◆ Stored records
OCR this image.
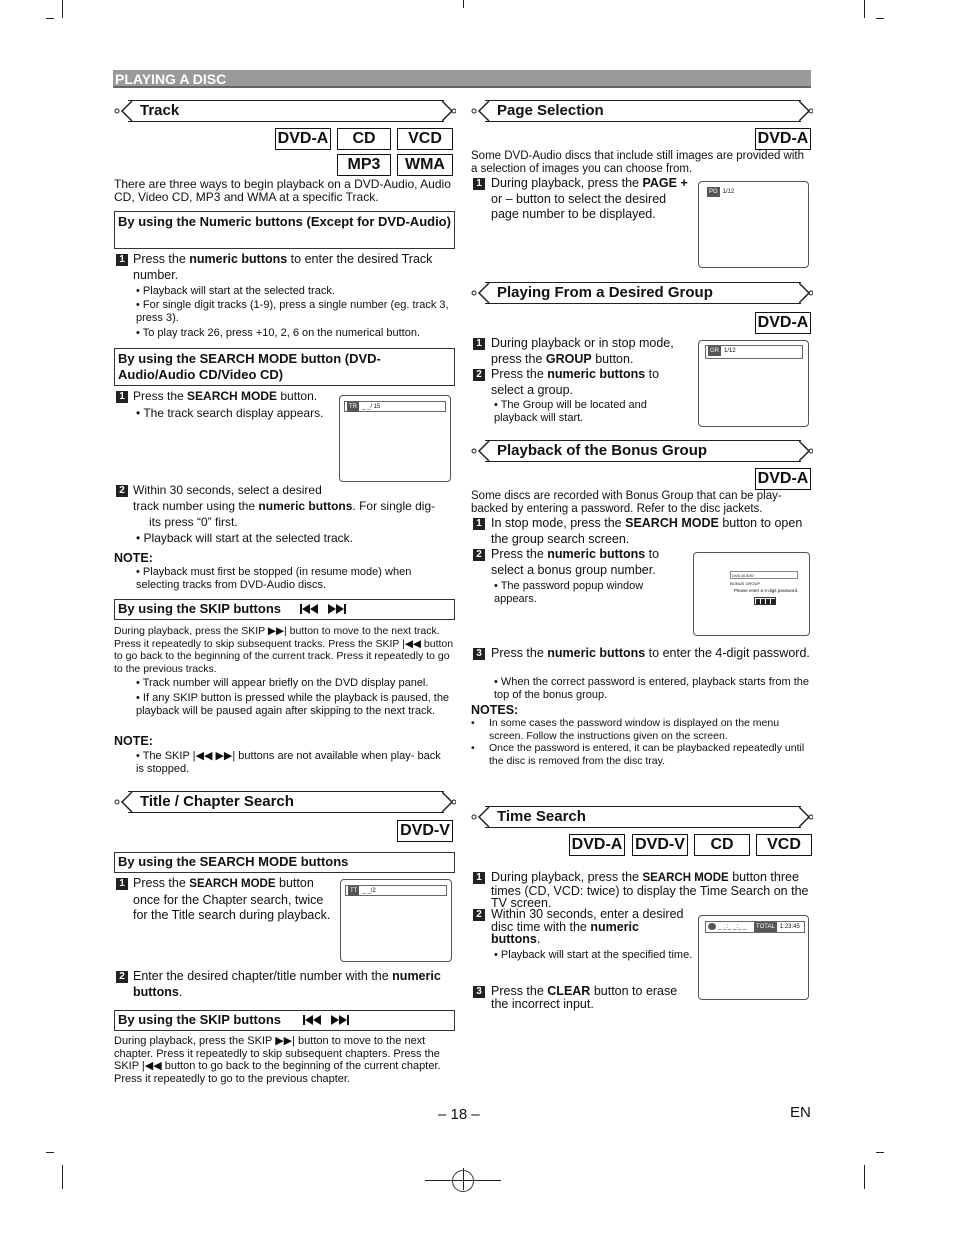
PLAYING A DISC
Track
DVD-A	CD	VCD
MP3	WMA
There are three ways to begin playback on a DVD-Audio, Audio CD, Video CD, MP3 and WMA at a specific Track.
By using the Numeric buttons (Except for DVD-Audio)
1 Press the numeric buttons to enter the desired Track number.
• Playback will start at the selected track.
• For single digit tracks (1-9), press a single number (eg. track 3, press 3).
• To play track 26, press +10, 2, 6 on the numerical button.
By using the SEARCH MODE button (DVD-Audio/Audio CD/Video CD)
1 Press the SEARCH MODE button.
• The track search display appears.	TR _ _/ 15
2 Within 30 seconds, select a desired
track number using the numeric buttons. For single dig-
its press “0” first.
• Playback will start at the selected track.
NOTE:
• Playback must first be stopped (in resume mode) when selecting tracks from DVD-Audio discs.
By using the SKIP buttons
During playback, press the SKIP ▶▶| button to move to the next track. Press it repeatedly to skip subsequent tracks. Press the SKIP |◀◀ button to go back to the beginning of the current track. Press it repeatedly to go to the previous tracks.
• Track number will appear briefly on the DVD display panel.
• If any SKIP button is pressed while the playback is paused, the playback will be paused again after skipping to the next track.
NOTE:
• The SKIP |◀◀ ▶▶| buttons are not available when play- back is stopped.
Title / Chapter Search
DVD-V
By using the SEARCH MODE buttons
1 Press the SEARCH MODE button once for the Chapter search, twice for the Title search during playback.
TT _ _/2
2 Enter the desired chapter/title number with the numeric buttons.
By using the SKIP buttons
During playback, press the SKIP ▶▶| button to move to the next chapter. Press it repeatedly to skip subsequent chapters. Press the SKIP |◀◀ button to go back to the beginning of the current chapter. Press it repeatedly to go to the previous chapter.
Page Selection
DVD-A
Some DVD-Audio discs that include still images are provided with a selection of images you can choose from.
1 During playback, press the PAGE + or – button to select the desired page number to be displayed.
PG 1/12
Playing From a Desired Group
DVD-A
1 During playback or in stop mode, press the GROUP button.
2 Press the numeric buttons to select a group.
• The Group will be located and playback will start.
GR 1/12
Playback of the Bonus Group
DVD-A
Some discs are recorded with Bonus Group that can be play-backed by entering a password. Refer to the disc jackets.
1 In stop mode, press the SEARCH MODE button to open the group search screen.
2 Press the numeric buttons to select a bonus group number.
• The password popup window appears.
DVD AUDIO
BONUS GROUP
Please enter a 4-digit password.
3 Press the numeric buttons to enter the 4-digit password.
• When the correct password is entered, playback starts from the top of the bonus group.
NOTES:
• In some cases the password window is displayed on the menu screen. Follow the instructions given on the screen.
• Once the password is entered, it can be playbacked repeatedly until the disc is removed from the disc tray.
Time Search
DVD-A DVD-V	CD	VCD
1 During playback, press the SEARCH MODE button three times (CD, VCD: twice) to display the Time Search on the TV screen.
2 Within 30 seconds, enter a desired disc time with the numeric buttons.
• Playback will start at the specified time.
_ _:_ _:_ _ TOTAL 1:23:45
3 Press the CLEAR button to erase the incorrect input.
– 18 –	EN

◆ Short problem
Among the records above, find each line holding the string "will" and pull it out.

◆ Correct output
• Playback will start at the selected track.
• Playback will start at the selected track.
• Track number will appear briefly on the DVD display panel.
• If any SKIP button is pressed while the playback is paused, the playback will be paused again after skipping to the next track.
• The Group will be located and playback will start.
• Playback will start at the specified time.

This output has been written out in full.